***** Records provided
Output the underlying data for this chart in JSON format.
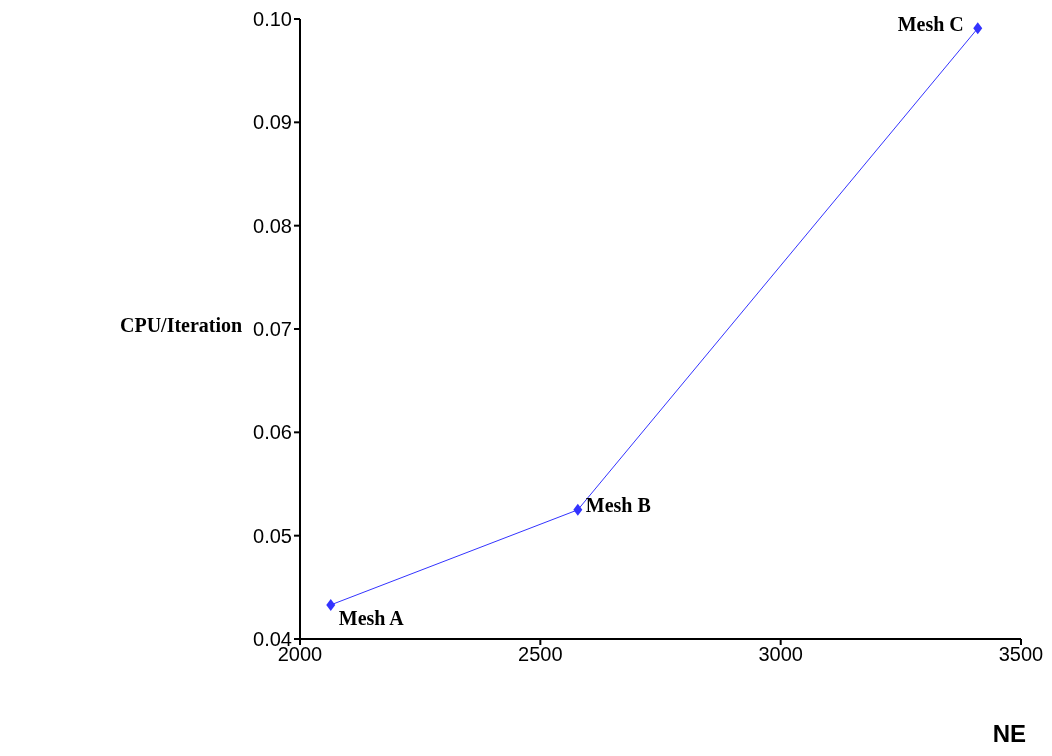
{
  "chart_data": {
    "type": "line",
    "xlabel": "NE",
    "ylabel": "CPU/Iteration",
    "x": [
      2064,
      2578,
      3410
    ],
    "series": [
      {
        "color": "#3333ff",
        "values": [
          0.0433,
          0.0525,
          0.0991
        ]
      }
    ],
    "xlim": [
      2000,
      3500
    ],
    "xticks": [
      2000,
      2500,
      3000,
      3500
    ],
    "ylim": [
      0.04,
      0.1
    ],
    "yticks": [
      0.04,
      0.05,
      0.06,
      0.07,
      0.08,
      0.09,
      {
        "value": 0.1,
        "label": "0.10"
      }
    ],
    "grid": false,
    "marker": "diamond",
    "line_style": "solid",
    "annotations": [
      {
        "text": "Mesh A",
        "x": 2064,
        "y": 0.0433
      },
      {
        "text": "Mesh B",
        "x": 2578,
        "y": 0.0525
      },
      {
        "text": "Mesh C",
        "x": 3410,
        "y": 0.0991
      }
    ]
  }
}
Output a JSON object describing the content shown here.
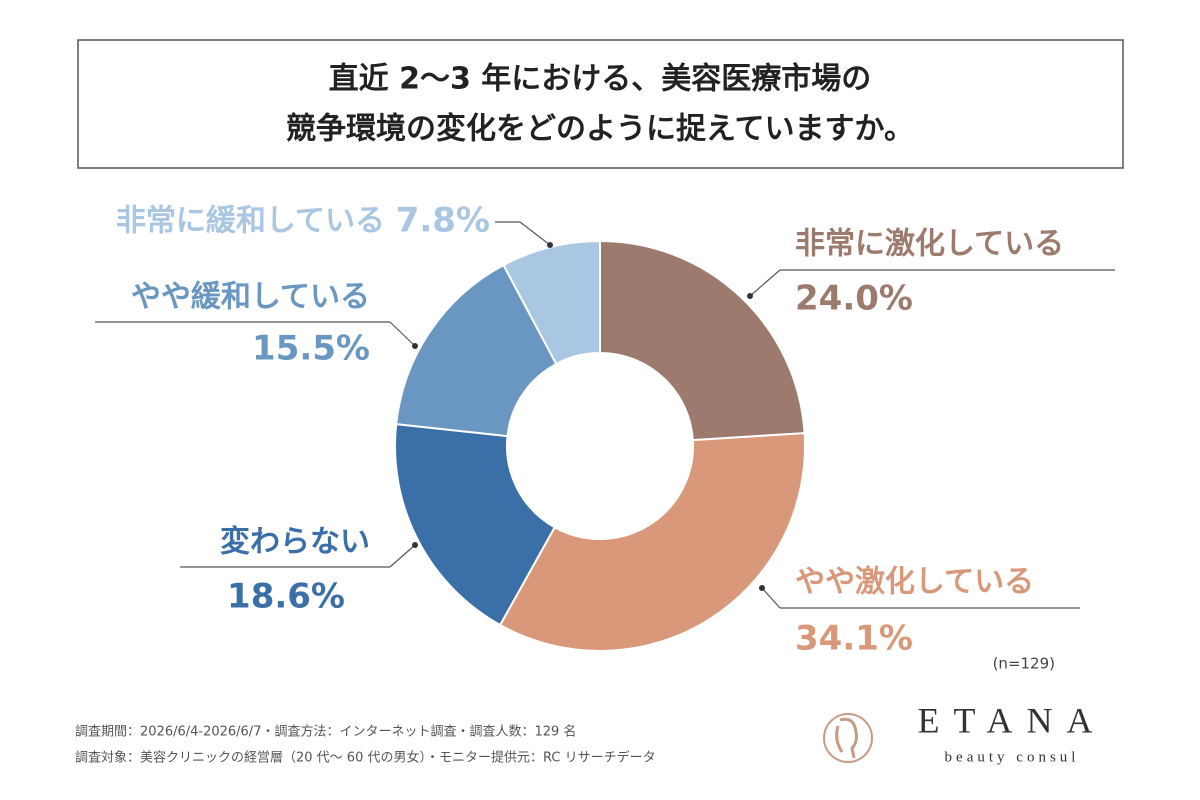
{
  "chart_data": {
    "type": "donut",
    "title": [
      "直近 2〜3 年における、美容医療市場の",
      "競争環境の変化をどのように捉えていますか。"
    ],
    "categories": [
      "非常に激化している",
      "やや激化している",
      "変わらない",
      "やや緩和している",
      "非常に緩和している"
    ],
    "values": [
      24.0,
      34.1,
      18.6,
      15.5,
      7.8
    ],
    "value_labels": [
      "24.0%",
      "34.1%",
      "18.6%",
      "15.5%",
      "7.8%"
    ],
    "colors": [
      "#9c7a6e",
      "#d9987a",
      "#3a6fa8",
      "#6a97c2",
      "#a9c6e2"
    ],
    "sample_note": "(n=129)"
  },
  "footnotes": [
    "調査期間：2026/6/4-2026/6/7・調査方法：インターネット調査・調査人数：129 名",
    "調査対象：美容クリニックの経営層（20 代〜 60 代の男女）・モニター提供元：RC リサーチデータ"
  ],
  "logo": {
    "name": "ETANA",
    "tagline": "beauty consul"
  }
}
**********
Your objective:
Without the pictures, restate each entry exactly.

Written solution:
Output the underlying data for this chart in JSON format.
{
  "chart_data": {
    "type": "line",
    "xlabel": "NE",
    "ylabel": "CPU/Iteration",
    "x": [
      2064,
      2578,
      3410
    ],
    "series": [
      {
        "color": "#3333ff",
        "values": [
          0.0433,
          0.0525,
          0.0991
        ]
      }
    ],
    "xlim": [
      2000,
      3500
    ],
    "xticks": [
      2000,
      2500,
      3000,
      3500
    ],
    "ylim": [
      0.04,
      0.1
    ],
    "yticks": [
      0.04,
      0.05,
      0.06,
      0.07,
      0.08,
      0.09,
      {
        "value": 0.1,
        "label": "0.10"
      }
    ],
    "grid": false,
    "marker": "diamond",
    "line_style": "solid",
    "annotations": [
      {
        "text": "Mesh A",
        "x": 2064,
        "y": 0.0433
      },
      {
        "text": "Mesh B",
        "x": 2578,
        "y": 0.0525
      },
      {
        "text": "Mesh C",
        "x": 3410,
        "y": 0.0991
      }
    ]
  }
}
Output a JSON object describing the content shown here.
{
  "chart_data": {
    "type": "donut",
    "title": [
      "直近 2〜3 年における、美容医療市場の",
      "競争環境の変化をどのように捉えていますか。"
    ],
    "categories": [
      "非常に激化している",
      "やや激化している",
      "変わらない",
      "やや緩和している",
      "非常に緩和している"
    ],
    "values": [
      24.0,
      34.1,
      18.6,
      15.5,
      7.8
    ],
    "value_labels": [
      "24.0%",
      "34.1%",
      "18.6%",
      "15.5%",
      "7.8%"
    ],
    "colors": [
      "#9c7a6e",
      "#d9987a",
      "#3a6fa8",
      "#6a97c2",
      "#a9c6e2"
    ],
    "sample_note": "(n=129)"
  },
  "footnotes": [
    "調査期間：2026/6/4-2026/6/7・調査方法：インターネット調査・調査人数：129 名",
    "調査対象：美容クリニックの経営層（20 代〜 60 代の男女）・モニター提供元：RC リサーチデータ"
  ],
  "logo": {
    "name": "ETANA",
    "tagline": "beauty consul"
  }
}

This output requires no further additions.